• [Exercise task]: Lines that include the word "Price" are the ones to copy.

• [Provided entries]:

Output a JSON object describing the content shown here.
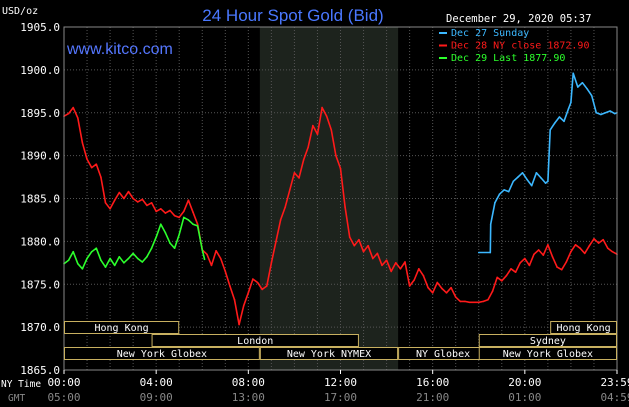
{
  "chart_data": {
    "type": "line",
    "title": "24 Hour Spot Gold (Bid)",
    "website": "www.kitco.com",
    "ylabel": "USD/oz",
    "timestamp": "December 29, 2020 05:37",
    "ylim": [
      1865.0,
      1905.0
    ],
    "yticks": [
      "1905.0",
      "1900.0",
      "1895.0",
      "1890.0",
      "1885.0",
      "1880.0",
      "1875.0",
      "1870.0",
      "1865.0"
    ],
    "xlim": [
      0,
      24
    ],
    "xticks": [
      {
        "x": 0,
        "ny": "00:00",
        "gmt": "05:00"
      },
      {
        "x": 4,
        "ny": "04:00",
        "gmt": "09:00"
      },
      {
        "x": 8,
        "ny": "08:00",
        "gmt": "13:00"
      },
      {
        "x": 12,
        "ny": "12:00",
        "gmt": "17:00"
      },
      {
        "x": 16,
        "ny": "16:00",
        "gmt": "21:00"
      },
      {
        "x": 20,
        "ny": "20:00",
        "gmt": "01:00"
      },
      {
        "x": 24,
        "ny": "23:59",
        "gmt": "04:59"
      }
    ],
    "xaxis_labels": {
      "ny": "NY Time",
      "gmt": "GMT"
    },
    "shaded_hours": [
      8.5,
      14.5
    ],
    "grid": true,
    "legend_position": "top-right",
    "legend": [
      {
        "label": "Dec 27 Sunday",
        "color": "#3cb8ff"
      },
      {
        "label": "Dec 28 NY close 1872.90",
        "color": "#ff1a1a"
      },
      {
        "label": "Dec 29 Last 1877.90",
        "color": "#2cff2c"
      }
    ],
    "series": [
      {
        "name": "Dec 28",
        "color": "#ff1a1a",
        "points": [
          [
            0.0,
            1894.6
          ],
          [
            0.2,
            1894.9
          ],
          [
            0.4,
            1895.6
          ],
          [
            0.6,
            1894.4
          ],
          [
            0.8,
            1891.5
          ],
          [
            1.0,
            1889.6
          ],
          [
            1.2,
            1888.6
          ],
          [
            1.4,
            1889.0
          ],
          [
            1.6,
            1887.5
          ],
          [
            1.8,
            1884.5
          ],
          [
            2.0,
            1883.8
          ],
          [
            2.2,
            1884.8
          ],
          [
            2.4,
            1885.7
          ],
          [
            2.6,
            1885.0
          ],
          [
            2.8,
            1885.8
          ],
          [
            3.0,
            1885.0
          ],
          [
            3.2,
            1884.6
          ],
          [
            3.4,
            1884.9
          ],
          [
            3.6,
            1884.2
          ],
          [
            3.8,
            1884.5
          ],
          [
            4.0,
            1883.5
          ],
          [
            4.2,
            1883.8
          ],
          [
            4.4,
            1883.3
          ],
          [
            4.6,
            1883.6
          ],
          [
            4.8,
            1883.0
          ],
          [
            5.0,
            1882.8
          ],
          [
            5.2,
            1883.5
          ],
          [
            5.4,
            1884.8
          ],
          [
            5.6,
            1883.4
          ],
          [
            5.8,
            1882.0
          ],
          [
            6.0,
            1879.0
          ],
          [
            6.2,
            1878.5
          ],
          [
            6.4,
            1877.2
          ],
          [
            6.6,
            1878.9
          ],
          [
            6.8,
            1878.0
          ],
          [
            7.0,
            1876.5
          ],
          [
            7.2,
            1874.8
          ],
          [
            7.4,
            1873.2
          ],
          [
            7.6,
            1870.3
          ],
          [
            7.8,
            1872.5
          ],
          [
            8.0,
            1874.0
          ],
          [
            8.2,
            1875.6
          ],
          [
            8.4,
            1875.2
          ],
          [
            8.6,
            1874.4
          ],
          [
            8.8,
            1874.8
          ],
          [
            9.0,
            1877.5
          ],
          [
            9.2,
            1880.0
          ],
          [
            9.4,
            1882.5
          ],
          [
            9.6,
            1884.0
          ],
          [
            9.8,
            1886.0
          ],
          [
            10.0,
            1888.0
          ],
          [
            10.2,
            1887.4
          ],
          [
            10.4,
            1889.5
          ],
          [
            10.6,
            1891.0
          ],
          [
            10.8,
            1893.5
          ],
          [
            11.0,
            1892.5
          ],
          [
            11.2,
            1895.6
          ],
          [
            11.4,
            1894.6
          ],
          [
            11.6,
            1893.0
          ],
          [
            11.8,
            1890.0
          ],
          [
            12.0,
            1888.5
          ],
          [
            12.2,
            1884.0
          ],
          [
            12.4,
            1880.5
          ],
          [
            12.6,
            1879.5
          ],
          [
            12.8,
            1880.2
          ],
          [
            13.0,
            1878.8
          ],
          [
            13.2,
            1879.5
          ],
          [
            13.4,
            1878.0
          ],
          [
            13.6,
            1878.6
          ],
          [
            13.8,
            1877.2
          ],
          [
            14.0,
            1877.8
          ],
          [
            14.2,
            1876.5
          ],
          [
            14.4,
            1877.5
          ],
          [
            14.6,
            1876.8
          ],
          [
            14.8,
            1877.6
          ],
          [
            15.0,
            1874.8
          ],
          [
            15.2,
            1875.5
          ],
          [
            15.4,
            1876.8
          ],
          [
            15.6,
            1876.0
          ],
          [
            15.8,
            1874.6
          ],
          [
            16.0,
            1874.0
          ],
          [
            16.2,
            1875.2
          ],
          [
            16.4,
            1874.5
          ],
          [
            16.6,
            1874.0
          ],
          [
            16.8,
            1874.6
          ],
          [
            17.0,
            1873.5
          ],
          [
            17.2,
            1873.0
          ],
          [
            17.4,
            1873.0
          ],
          [
            17.6,
            1872.9
          ],
          [
            17.8,
            1872.9
          ],
          [
            18.0,
            1872.9
          ],
          [
            18.2,
            1873.0
          ],
          [
            18.4,
            1873.2
          ],
          [
            18.6,
            1874.2
          ],
          [
            18.8,
            1875.8
          ],
          [
            19.0,
            1875.4
          ],
          [
            19.2,
            1876.0
          ],
          [
            19.4,
            1876.8
          ],
          [
            19.6,
            1876.4
          ],
          [
            19.8,
            1877.5
          ],
          [
            20.0,
            1878.0
          ],
          [
            20.2,
            1877.2
          ],
          [
            20.4,
            1878.5
          ],
          [
            20.6,
            1879.0
          ],
          [
            20.8,
            1878.4
          ],
          [
            21.0,
            1879.6
          ],
          [
            21.2,
            1878.2
          ],
          [
            21.4,
            1877.0
          ],
          [
            21.6,
            1876.7
          ],
          [
            21.8,
            1877.6
          ],
          [
            22.0,
            1878.8
          ],
          [
            22.2,
            1879.6
          ],
          [
            22.4,
            1879.2
          ],
          [
            22.6,
            1878.6
          ],
          [
            22.8,
            1879.5
          ],
          [
            23.0,
            1880.3
          ],
          [
            23.2,
            1879.8
          ],
          [
            23.4,
            1880.2
          ],
          [
            23.6,
            1879.2
          ],
          [
            23.8,
            1878.8
          ],
          [
            24.0,
            1878.5
          ]
        ]
      },
      {
        "name": "Dec 29",
        "color": "#2cff2c",
        "points": [
          [
            0.0,
            1877.4
          ],
          [
            0.2,
            1877.8
          ],
          [
            0.4,
            1878.8
          ],
          [
            0.6,
            1877.4
          ],
          [
            0.8,
            1876.8
          ],
          [
            1.0,
            1878.0
          ],
          [
            1.2,
            1878.8
          ],
          [
            1.4,
            1879.2
          ],
          [
            1.6,
            1877.8
          ],
          [
            1.8,
            1877.0
          ],
          [
            2.0,
            1878.0
          ],
          [
            2.2,
            1877.2
          ],
          [
            2.4,
            1878.2
          ],
          [
            2.6,
            1877.5
          ],
          [
            2.8,
            1878.0
          ],
          [
            3.0,
            1878.6
          ],
          [
            3.2,
            1878.0
          ],
          [
            3.4,
            1877.6
          ],
          [
            3.6,
            1878.2
          ],
          [
            3.8,
            1879.2
          ],
          [
            4.0,
            1880.5
          ],
          [
            4.2,
            1882.0
          ],
          [
            4.4,
            1881.0
          ],
          [
            4.6,
            1879.8
          ],
          [
            4.8,
            1879.2
          ],
          [
            5.0,
            1880.8
          ],
          [
            5.2,
            1882.8
          ],
          [
            5.4,
            1882.5
          ],
          [
            5.6,
            1882.0
          ],
          [
            5.8,
            1881.8
          ],
          [
            6.0,
            1879.0
          ],
          [
            6.1,
            1877.9
          ]
        ]
      },
      {
        "name": "Dec 27",
        "color": "#3cb8ff",
        "points": [
          [
            18.0,
            1878.7
          ],
          [
            18.5,
            1878.7
          ],
          [
            18.52,
            1882.0
          ],
          [
            18.7,
            1884.5
          ],
          [
            18.9,
            1885.5
          ],
          [
            19.1,
            1886.0
          ],
          [
            19.3,
            1885.8
          ],
          [
            19.5,
            1887.0
          ],
          [
            19.7,
            1887.5
          ],
          [
            19.9,
            1888.0
          ],
          [
            20.1,
            1887.2
          ],
          [
            20.3,
            1886.5
          ],
          [
            20.5,
            1888.0
          ],
          [
            20.7,
            1887.4
          ],
          [
            20.9,
            1886.8
          ],
          [
            21.0,
            1887.0
          ],
          [
            21.1,
            1893.0
          ],
          [
            21.3,
            1893.8
          ],
          [
            21.5,
            1894.5
          ],
          [
            21.7,
            1894.0
          ],
          [
            21.9,
            1895.5
          ],
          [
            22.0,
            1896.2
          ],
          [
            22.1,
            1899.6
          ],
          [
            22.3,
            1898.0
          ],
          [
            22.5,
            1898.5
          ],
          [
            22.7,
            1897.8
          ],
          [
            22.9,
            1897.0
          ],
          [
            23.1,
            1895.0
          ],
          [
            23.3,
            1894.8
          ],
          [
            23.5,
            1895.0
          ],
          [
            23.7,
            1895.2
          ],
          [
            23.9,
            1894.9
          ],
          [
            24.0,
            1895.0
          ]
        ]
      }
    ],
    "sessions": [
      {
        "label": "Hong Kong",
        "row": 0,
        "segments": [
          [
            0,
            5
          ]
        ]
      },
      {
        "label": "Hong Kong",
        "row": 0,
        "segments": [
          [
            21.1,
            24.0
          ]
        ]
      },
      {
        "label": "London",
        "row": 1,
        "segments": [
          [
            3.8,
            12.8
          ]
        ]
      },
      {
        "label": "Sydney",
        "row": 1,
        "segments": [
          [
            18.0,
            24.0
          ]
        ]
      },
      {
        "label": "New York Globex",
        "row": 2,
        "segments": [
          [
            0,
            8.5
          ]
        ]
      },
      {
        "label": "New York NYMEX",
        "row": 2,
        "segments": [
          [
            8.5,
            14.5
          ]
        ]
      },
      {
        "label": "NY Globex",
        "row": 2,
        "segments": [
          [
            14.5,
            18.4
          ]
        ]
      },
      {
        "label": "New York Globex",
        "row": 2,
        "segments": [
          [
            18.0,
            24.0
          ]
        ]
      }
    ]
  }
}
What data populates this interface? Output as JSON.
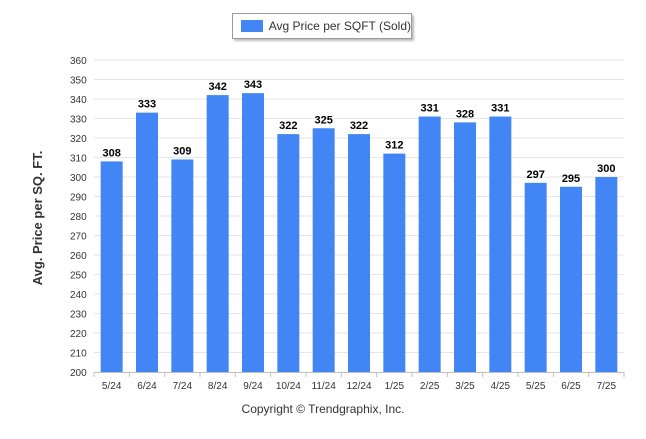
{
  "colors": {
    "bar": "#4285f4",
    "grid": "#e6e6e6",
    "axis": "#c0c0c0",
    "text": "#333333"
  },
  "legend": {
    "label": "Avg Price per SQFT (Sold)"
  },
  "footer": {
    "copyright": "Copyright © Trendgraphix, Inc."
  },
  "chart_data": {
    "type": "bar",
    "categories": [
      "5/24",
      "6/24",
      "7/24",
      "8/24",
      "9/24",
      "10/24",
      "11/24",
      "12/24",
      "1/25",
      "2/25",
      "3/25",
      "4/25",
      "5/25",
      "6/25",
      "7/25"
    ],
    "series": [
      {
        "name": "Avg Price per SQFT (Sold)",
        "values": [
          308,
          333,
          309,
          342,
          343,
          322,
          325,
          322,
          312,
          331,
          328,
          331,
          297,
          295,
          300
        ]
      }
    ],
    "ylabel": "Avg. Price per SQ. FT.",
    "ylim": [
      200,
      360
    ],
    "yticks": [
      200,
      210,
      220,
      230,
      240,
      250,
      260,
      270,
      280,
      290,
      300,
      310,
      320,
      330,
      340,
      350,
      360
    ],
    "grid": true,
    "legend_position": "top"
  }
}
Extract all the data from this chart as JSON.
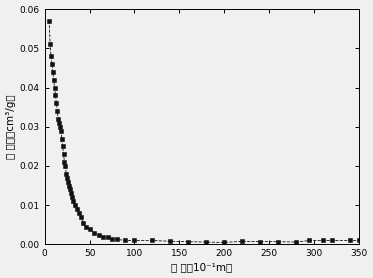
{
  "xlabel": "孔 径（10⁻¹m）",
  "ylabel": "孔 体积（cm³/g）",
  "xlim": [
    0,
    350
  ],
  "ylim": [
    0.0,
    0.06
  ],
  "xticks": [
    0,
    50,
    100,
    150,
    200,
    250,
    300,
    350
  ],
  "yticks": [
    0.0,
    0.01,
    0.02,
    0.03,
    0.04,
    0.05,
    0.06
  ],
  "xtick_labels": [
    "0",
    "50",
    "100",
    "150",
    "200",
    "250",
    "300",
    "350"
  ],
  "ytick_labels": [
    "0.00",
    "0.01",
    "0.02",
    "0.03",
    "0.04",
    "0.05",
    "0.06"
  ],
  "marker_color": "#111111",
  "line_color": "#111111",
  "x": [
    5,
    6,
    7,
    8,
    9,
    10,
    11,
    12,
    13,
    14,
    15,
    16,
    17,
    18,
    19,
    20,
    21,
    22,
    23,
    24,
    25,
    26,
    27,
    28,
    29,
    30,
    32,
    34,
    36,
    38,
    40,
    43,
    46,
    50,
    55,
    60,
    65,
    70,
    75,
    80,
    90,
    100,
    120,
    140,
    160,
    180,
    200,
    220,
    240,
    260,
    280,
    295,
    310,
    320,
    340,
    350
  ],
  "y": [
    0.057,
    0.051,
    0.048,
    0.046,
    0.044,
    0.042,
    0.04,
    0.038,
    0.036,
    0.034,
    0.032,
    0.031,
    0.03,
    0.029,
    0.027,
    0.025,
    0.023,
    0.021,
    0.02,
    0.018,
    0.017,
    0.016,
    0.015,
    0.014,
    0.013,
    0.012,
    0.011,
    0.01,
    0.009,
    0.008,
    0.007,
    0.0055,
    0.0045,
    0.004,
    0.003,
    0.0025,
    0.002,
    0.0018,
    0.0015,
    0.0013,
    0.001,
    0.001,
    0.001,
    0.0008,
    0.0007,
    0.0006,
    0.0005,
    0.0008,
    0.0007,
    0.0007,
    0.0006,
    0.001,
    0.001,
    0.001,
    0.001,
    0.001
  ],
  "background_color": "#f0f0f0",
  "figsize": [
    3.73,
    2.78
  ],
  "dpi": 100
}
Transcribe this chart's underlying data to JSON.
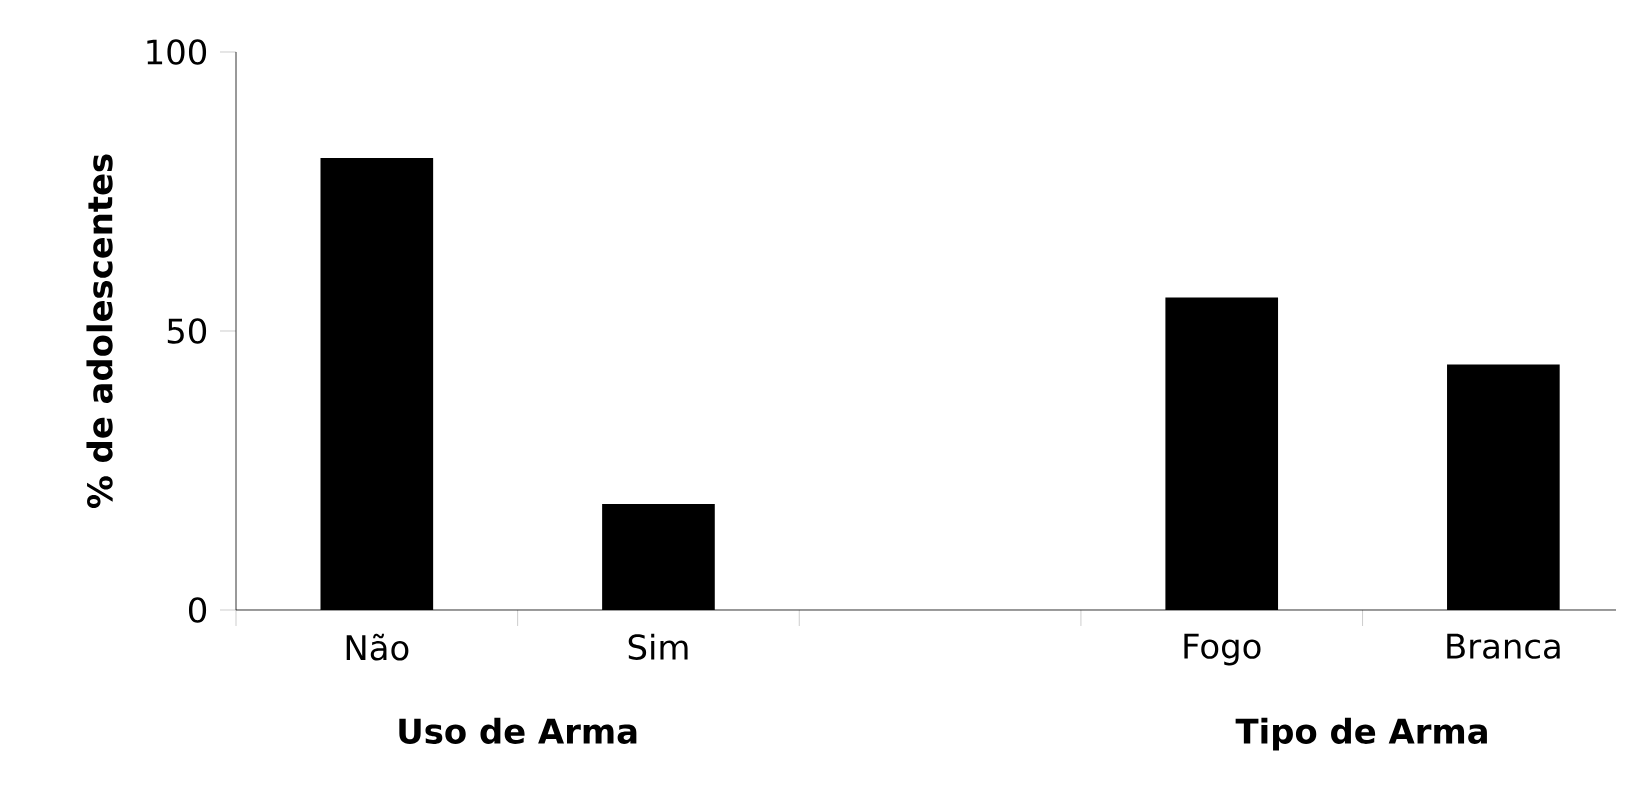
{
  "chart_data": {
    "type": "bar",
    "ylabel": "% de adolescentes",
    "categories": [
      "Não",
      "Sim",
      null,
      "Fogo",
      "Branca"
    ],
    "values": [
      81,
      19,
      null,
      56,
      44
    ],
    "color": "#000000",
    "ylim": [
      0,
      100
    ],
    "yticks": [
      0,
      50,
      100
    ],
    "annotations": [
      "Uso de Arma",
      "Tipo de Arma"
    ]
  }
}
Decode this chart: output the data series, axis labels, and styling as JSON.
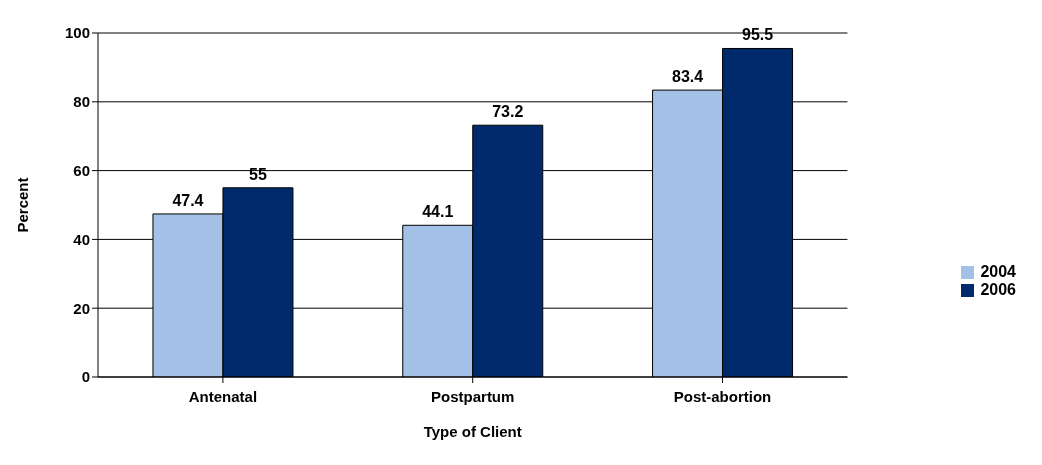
{
  "chart_data": {
    "type": "bar",
    "xlabel": "Type of Client",
    "ylabel": "Percent",
    "categories": [
      "Antenatal",
      "Postpartum",
      "Post-abortion"
    ],
    "series": [
      {
        "name": "2004",
        "color": "#a3c0e6",
        "values": [
          47.4,
          44.1,
          83.4
        ]
      },
      {
        "name": "2006",
        "color": "#002a6c",
        "values": [
          55,
          73.2,
          95.5
        ]
      }
    ],
    "ylim": [
      0,
      100
    ],
    "yticks": [
      0,
      20,
      40,
      60,
      80,
      100
    ],
    "grid": "y",
    "legend": "right",
    "data_labels": true
  }
}
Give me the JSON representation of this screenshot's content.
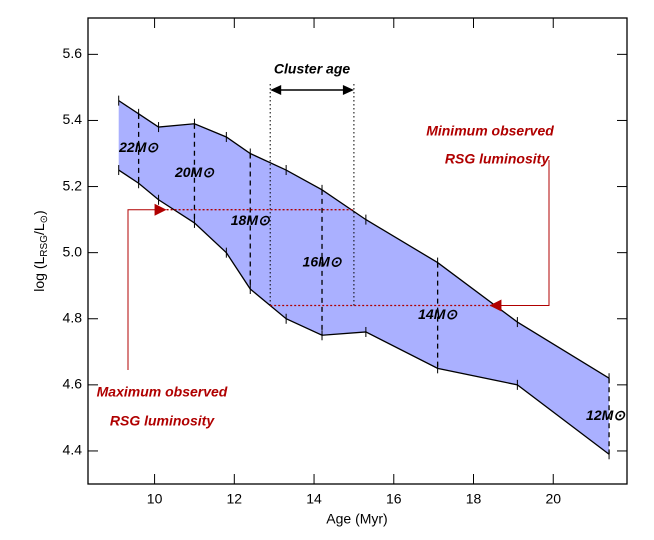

• [Solution to this exercise]:
    "label": "Avg Price per SQFT (Sold)"
        "name": "Avg Price per SQFT (Sold)",
    "ylabel": "Avg. Price per SQ. FT.",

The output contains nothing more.